PROBLEM STATEMENT → Which lines hold the word "text"? Copy each one.

PROVIDED DATA →

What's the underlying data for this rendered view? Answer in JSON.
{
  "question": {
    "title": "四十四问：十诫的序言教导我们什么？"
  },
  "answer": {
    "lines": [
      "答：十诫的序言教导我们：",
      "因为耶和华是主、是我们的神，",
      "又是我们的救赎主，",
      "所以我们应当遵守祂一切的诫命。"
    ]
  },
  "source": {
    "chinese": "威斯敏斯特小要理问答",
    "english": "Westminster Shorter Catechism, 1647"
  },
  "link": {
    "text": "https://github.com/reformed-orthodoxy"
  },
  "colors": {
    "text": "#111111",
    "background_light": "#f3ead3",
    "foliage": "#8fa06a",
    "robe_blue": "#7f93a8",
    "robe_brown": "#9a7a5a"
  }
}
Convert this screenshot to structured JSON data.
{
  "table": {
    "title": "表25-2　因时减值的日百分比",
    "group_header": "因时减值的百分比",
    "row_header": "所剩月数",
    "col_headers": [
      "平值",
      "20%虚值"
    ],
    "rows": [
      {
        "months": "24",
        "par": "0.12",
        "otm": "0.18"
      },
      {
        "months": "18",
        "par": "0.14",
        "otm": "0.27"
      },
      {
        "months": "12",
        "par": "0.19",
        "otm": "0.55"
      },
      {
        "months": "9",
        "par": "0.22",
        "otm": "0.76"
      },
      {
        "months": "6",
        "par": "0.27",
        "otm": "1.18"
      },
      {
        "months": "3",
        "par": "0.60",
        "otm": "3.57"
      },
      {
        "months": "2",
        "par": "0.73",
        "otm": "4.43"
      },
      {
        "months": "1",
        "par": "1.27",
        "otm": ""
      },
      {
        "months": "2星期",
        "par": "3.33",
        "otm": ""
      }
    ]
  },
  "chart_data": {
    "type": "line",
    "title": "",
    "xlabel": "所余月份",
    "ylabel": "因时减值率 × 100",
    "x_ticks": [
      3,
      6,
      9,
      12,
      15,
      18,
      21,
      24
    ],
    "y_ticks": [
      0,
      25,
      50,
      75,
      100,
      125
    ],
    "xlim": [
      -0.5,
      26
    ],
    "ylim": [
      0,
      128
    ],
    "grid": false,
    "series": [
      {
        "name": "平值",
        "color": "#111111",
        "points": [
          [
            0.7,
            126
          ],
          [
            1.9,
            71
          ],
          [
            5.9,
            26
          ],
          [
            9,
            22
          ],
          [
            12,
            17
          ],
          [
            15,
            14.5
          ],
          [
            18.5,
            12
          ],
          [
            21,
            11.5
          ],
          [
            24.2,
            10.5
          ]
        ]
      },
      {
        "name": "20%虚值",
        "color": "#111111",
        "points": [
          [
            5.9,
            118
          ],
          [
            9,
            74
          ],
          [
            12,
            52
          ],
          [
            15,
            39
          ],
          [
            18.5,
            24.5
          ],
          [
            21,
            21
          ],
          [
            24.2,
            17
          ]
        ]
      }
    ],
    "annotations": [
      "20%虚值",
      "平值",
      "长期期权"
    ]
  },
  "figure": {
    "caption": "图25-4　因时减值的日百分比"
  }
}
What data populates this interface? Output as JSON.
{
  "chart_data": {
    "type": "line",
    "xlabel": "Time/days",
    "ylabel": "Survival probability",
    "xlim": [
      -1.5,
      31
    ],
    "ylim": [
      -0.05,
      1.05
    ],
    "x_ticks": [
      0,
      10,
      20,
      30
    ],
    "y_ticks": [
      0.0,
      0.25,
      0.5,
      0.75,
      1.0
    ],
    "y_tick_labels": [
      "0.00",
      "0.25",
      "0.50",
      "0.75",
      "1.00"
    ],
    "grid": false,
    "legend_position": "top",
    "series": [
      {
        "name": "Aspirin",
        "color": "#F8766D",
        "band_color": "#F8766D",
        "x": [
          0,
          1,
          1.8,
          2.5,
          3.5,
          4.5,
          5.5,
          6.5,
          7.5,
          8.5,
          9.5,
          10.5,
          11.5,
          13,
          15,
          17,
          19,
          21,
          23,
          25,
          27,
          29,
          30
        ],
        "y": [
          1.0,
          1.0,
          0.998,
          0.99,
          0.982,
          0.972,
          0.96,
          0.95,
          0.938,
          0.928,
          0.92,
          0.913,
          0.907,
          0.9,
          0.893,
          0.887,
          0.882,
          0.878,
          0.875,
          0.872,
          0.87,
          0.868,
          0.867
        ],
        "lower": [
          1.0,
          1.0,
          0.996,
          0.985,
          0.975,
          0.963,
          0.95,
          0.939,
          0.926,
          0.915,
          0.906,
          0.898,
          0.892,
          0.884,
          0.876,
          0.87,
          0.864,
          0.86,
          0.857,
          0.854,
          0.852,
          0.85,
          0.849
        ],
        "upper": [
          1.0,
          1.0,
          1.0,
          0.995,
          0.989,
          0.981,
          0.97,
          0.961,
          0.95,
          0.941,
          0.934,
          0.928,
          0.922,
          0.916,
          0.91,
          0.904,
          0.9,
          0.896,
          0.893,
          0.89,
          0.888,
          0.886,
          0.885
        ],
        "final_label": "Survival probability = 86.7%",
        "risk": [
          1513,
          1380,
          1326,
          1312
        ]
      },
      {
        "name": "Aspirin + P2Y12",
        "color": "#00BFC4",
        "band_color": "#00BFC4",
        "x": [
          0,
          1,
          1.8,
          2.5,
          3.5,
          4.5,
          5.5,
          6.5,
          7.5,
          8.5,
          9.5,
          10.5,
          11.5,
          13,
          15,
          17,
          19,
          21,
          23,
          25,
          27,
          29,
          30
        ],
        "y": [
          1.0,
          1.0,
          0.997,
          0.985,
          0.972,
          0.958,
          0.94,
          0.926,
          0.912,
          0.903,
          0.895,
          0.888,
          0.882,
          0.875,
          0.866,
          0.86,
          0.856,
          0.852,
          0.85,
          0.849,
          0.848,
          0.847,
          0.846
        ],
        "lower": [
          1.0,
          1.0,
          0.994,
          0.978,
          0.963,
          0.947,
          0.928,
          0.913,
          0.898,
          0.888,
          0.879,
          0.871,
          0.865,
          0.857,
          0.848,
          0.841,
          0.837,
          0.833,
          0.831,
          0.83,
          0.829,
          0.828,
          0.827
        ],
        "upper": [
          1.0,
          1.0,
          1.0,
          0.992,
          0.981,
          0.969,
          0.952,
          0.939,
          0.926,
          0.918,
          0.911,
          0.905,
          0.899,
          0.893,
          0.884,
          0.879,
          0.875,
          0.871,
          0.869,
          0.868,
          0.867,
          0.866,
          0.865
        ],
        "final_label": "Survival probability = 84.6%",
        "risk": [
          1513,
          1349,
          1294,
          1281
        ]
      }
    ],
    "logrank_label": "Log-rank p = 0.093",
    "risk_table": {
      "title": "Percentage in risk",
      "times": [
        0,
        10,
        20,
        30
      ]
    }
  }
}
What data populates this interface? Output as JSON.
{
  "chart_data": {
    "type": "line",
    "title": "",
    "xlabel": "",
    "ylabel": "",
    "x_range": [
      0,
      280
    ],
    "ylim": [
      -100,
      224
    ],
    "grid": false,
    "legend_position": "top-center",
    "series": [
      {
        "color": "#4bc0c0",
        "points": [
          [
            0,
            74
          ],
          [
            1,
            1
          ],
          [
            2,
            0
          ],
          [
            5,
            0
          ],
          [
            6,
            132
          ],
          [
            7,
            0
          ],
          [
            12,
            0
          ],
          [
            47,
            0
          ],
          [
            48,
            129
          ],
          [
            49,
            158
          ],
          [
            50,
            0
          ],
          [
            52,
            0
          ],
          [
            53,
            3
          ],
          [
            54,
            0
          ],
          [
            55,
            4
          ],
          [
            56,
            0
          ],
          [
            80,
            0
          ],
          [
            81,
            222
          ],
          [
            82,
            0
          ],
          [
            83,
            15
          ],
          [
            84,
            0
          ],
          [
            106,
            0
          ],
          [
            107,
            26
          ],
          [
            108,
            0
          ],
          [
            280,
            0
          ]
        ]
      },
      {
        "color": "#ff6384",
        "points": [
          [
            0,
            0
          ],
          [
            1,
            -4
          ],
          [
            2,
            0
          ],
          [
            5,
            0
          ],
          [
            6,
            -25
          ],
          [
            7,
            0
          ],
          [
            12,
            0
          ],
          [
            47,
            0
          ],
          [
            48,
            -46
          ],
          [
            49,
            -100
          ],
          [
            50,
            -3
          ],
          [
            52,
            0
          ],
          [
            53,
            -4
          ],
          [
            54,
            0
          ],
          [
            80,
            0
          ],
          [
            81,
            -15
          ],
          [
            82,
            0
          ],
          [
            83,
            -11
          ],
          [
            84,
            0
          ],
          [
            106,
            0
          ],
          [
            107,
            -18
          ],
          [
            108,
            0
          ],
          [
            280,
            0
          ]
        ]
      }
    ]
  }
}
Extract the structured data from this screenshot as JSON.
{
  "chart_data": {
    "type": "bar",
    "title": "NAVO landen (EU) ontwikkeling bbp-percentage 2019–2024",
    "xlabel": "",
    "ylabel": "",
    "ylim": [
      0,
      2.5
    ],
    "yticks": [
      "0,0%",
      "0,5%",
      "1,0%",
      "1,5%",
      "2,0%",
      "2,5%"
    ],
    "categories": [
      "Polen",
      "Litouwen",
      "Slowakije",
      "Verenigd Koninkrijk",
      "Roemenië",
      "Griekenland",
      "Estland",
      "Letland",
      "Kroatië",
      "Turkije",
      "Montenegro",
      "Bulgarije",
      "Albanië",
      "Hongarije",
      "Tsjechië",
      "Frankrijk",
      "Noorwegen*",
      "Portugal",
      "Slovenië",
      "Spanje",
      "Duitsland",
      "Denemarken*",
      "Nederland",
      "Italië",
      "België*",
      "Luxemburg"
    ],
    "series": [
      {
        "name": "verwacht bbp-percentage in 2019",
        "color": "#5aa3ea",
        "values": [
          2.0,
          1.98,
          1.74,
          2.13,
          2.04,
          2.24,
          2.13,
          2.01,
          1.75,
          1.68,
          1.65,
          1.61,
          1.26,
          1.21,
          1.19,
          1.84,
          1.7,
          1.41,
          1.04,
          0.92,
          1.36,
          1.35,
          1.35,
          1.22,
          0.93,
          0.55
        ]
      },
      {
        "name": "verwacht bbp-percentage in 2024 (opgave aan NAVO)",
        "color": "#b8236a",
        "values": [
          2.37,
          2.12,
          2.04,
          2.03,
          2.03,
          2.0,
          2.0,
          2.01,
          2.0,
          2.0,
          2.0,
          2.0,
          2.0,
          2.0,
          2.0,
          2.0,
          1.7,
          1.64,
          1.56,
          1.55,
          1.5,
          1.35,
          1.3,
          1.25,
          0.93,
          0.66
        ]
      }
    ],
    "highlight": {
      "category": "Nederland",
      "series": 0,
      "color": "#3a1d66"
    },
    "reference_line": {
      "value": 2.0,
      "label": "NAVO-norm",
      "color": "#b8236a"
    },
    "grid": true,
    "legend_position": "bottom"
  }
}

THE OUTPUT →
    "text": "https://github.com/reformed-orthodoxy"
    "text": "#111111",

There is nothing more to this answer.